### Instruction
Find the word "color" in the records below. List each line containing it.

### Extracted information
►
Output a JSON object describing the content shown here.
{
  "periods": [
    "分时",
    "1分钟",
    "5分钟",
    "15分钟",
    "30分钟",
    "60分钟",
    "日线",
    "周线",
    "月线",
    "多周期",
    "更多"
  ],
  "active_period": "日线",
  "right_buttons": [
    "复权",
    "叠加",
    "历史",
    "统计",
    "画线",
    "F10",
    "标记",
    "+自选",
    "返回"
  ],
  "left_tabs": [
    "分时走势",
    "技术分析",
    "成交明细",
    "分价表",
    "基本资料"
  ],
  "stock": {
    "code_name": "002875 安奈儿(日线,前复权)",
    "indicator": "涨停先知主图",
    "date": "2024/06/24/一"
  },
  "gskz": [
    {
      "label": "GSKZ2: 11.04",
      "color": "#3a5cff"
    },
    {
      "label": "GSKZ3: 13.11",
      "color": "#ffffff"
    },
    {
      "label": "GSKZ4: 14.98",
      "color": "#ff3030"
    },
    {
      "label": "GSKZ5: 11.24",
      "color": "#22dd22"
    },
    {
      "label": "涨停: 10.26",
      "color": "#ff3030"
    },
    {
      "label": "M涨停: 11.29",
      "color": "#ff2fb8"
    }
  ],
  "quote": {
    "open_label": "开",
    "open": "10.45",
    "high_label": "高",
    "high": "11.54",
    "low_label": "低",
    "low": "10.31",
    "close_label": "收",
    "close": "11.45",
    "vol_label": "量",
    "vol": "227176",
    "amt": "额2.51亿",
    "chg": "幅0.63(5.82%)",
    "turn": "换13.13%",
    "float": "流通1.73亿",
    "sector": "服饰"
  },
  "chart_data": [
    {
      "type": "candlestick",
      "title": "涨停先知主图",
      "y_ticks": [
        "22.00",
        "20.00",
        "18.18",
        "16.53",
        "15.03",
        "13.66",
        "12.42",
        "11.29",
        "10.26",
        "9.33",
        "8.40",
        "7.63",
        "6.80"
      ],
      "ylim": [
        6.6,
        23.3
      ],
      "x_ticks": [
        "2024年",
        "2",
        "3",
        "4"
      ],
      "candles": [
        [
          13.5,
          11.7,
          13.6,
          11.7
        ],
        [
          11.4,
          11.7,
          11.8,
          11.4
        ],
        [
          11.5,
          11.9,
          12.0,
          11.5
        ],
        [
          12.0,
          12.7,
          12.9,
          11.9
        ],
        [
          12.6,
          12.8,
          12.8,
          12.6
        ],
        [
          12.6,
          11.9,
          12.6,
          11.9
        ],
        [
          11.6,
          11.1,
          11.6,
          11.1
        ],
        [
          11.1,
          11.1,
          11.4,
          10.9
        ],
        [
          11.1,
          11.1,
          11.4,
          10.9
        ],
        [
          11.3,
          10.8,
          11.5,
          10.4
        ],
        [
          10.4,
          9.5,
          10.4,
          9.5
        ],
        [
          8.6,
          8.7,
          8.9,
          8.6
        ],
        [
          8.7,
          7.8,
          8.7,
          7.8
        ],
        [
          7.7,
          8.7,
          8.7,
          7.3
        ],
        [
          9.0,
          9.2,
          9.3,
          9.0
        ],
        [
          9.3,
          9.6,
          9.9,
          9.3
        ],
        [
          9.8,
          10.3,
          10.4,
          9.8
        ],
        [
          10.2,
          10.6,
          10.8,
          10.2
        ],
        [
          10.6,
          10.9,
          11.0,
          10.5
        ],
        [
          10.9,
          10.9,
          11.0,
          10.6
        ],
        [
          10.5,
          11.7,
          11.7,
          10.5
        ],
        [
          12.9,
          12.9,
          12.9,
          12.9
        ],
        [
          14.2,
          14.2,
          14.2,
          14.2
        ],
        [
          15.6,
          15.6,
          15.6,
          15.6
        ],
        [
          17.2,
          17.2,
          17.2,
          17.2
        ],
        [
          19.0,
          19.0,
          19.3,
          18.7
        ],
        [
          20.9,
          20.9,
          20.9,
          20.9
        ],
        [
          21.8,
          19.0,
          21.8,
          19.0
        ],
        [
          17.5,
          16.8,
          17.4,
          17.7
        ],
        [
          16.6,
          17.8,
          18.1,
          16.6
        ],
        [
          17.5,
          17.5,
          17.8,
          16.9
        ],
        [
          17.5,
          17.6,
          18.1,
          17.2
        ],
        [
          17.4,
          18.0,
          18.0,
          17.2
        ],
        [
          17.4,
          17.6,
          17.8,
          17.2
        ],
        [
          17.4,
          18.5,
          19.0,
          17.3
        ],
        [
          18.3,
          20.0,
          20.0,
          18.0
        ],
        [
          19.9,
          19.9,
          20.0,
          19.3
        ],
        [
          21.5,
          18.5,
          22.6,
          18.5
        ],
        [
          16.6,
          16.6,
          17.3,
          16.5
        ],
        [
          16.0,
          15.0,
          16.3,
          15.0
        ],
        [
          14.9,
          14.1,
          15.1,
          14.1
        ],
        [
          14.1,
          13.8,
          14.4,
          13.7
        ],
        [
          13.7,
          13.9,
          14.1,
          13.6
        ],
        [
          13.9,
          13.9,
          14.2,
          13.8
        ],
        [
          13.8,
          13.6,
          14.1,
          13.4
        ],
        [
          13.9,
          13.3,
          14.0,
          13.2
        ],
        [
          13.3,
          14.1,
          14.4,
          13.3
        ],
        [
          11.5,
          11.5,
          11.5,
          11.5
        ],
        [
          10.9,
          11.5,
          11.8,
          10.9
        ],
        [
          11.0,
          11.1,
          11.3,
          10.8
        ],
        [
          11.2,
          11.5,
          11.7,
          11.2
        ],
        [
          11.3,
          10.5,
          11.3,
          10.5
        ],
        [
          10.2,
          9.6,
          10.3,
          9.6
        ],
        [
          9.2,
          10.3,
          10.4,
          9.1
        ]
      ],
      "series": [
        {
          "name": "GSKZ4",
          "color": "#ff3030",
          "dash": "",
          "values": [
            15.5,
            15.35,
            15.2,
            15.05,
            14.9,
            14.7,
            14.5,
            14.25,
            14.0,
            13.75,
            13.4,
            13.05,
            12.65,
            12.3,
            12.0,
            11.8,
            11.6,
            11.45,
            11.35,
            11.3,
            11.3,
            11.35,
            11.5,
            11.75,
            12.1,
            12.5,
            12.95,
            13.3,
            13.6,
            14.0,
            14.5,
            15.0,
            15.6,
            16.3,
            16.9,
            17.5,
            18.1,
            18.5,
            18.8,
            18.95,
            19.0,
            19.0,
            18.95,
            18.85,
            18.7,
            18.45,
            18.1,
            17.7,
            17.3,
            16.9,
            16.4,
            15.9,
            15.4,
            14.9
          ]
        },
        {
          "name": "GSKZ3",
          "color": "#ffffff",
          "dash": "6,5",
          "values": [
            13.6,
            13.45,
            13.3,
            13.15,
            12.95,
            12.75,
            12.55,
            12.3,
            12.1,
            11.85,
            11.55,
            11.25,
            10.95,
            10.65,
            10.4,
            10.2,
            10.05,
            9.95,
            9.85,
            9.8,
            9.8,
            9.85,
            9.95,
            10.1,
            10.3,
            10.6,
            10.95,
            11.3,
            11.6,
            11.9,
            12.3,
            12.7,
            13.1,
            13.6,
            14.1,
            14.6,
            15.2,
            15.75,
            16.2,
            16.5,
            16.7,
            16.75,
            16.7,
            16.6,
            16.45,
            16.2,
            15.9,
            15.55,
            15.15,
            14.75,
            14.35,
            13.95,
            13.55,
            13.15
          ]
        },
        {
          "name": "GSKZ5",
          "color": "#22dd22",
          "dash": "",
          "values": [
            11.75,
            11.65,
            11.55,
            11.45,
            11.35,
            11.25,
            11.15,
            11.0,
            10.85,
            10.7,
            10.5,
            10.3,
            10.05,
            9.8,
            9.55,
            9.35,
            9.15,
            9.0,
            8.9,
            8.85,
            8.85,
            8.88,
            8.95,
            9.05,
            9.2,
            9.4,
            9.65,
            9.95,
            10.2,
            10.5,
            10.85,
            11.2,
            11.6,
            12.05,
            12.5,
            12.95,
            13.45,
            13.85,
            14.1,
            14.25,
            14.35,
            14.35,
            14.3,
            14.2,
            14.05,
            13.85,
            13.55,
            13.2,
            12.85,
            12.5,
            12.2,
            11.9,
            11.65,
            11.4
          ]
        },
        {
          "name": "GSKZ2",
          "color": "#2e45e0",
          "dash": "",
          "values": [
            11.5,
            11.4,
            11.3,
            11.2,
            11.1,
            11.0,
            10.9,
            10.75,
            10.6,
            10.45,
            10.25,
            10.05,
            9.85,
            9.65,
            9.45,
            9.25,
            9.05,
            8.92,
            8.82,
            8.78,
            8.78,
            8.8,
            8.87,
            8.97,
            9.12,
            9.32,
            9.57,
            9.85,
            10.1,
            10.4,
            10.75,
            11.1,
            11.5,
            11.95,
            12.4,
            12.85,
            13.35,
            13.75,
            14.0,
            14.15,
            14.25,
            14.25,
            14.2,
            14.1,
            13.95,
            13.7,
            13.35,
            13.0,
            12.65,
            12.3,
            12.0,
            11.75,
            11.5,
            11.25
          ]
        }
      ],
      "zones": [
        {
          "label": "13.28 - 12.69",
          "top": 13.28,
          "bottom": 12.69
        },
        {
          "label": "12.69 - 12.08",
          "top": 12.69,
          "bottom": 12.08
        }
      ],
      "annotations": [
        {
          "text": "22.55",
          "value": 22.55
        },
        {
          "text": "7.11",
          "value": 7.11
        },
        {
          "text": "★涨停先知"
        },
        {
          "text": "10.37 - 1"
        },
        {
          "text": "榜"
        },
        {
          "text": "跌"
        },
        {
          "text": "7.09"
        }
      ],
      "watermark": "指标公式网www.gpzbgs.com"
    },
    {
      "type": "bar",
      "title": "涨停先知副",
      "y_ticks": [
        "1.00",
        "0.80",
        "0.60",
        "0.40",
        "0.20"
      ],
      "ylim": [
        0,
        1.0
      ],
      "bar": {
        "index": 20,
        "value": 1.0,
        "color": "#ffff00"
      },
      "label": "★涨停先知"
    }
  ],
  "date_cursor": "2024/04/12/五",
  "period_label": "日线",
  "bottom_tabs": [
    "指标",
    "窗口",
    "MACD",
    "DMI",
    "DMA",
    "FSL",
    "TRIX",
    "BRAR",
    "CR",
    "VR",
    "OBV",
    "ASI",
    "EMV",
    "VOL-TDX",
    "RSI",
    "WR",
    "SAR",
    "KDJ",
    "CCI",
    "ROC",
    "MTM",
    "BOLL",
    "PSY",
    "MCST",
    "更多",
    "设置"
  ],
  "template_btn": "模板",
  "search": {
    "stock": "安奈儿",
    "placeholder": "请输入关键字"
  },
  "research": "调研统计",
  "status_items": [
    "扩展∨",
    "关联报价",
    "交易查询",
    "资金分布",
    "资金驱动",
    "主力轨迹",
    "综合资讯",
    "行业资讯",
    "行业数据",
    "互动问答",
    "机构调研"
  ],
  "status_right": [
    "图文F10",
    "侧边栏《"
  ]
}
◄
### Solution for this task
      "color": "#3a5cff"
      "color": "#ffffff"
      "color": "#ff3030"
      "color": "#22dd22"
      "color": "#ff3030"
      "color": "#ff2fb8"
          "color": "#ff3030",
          "color": "#ffffff",
          "color": "#22dd22",
          "color": "#2e45e0",
        "color": "#ffff00"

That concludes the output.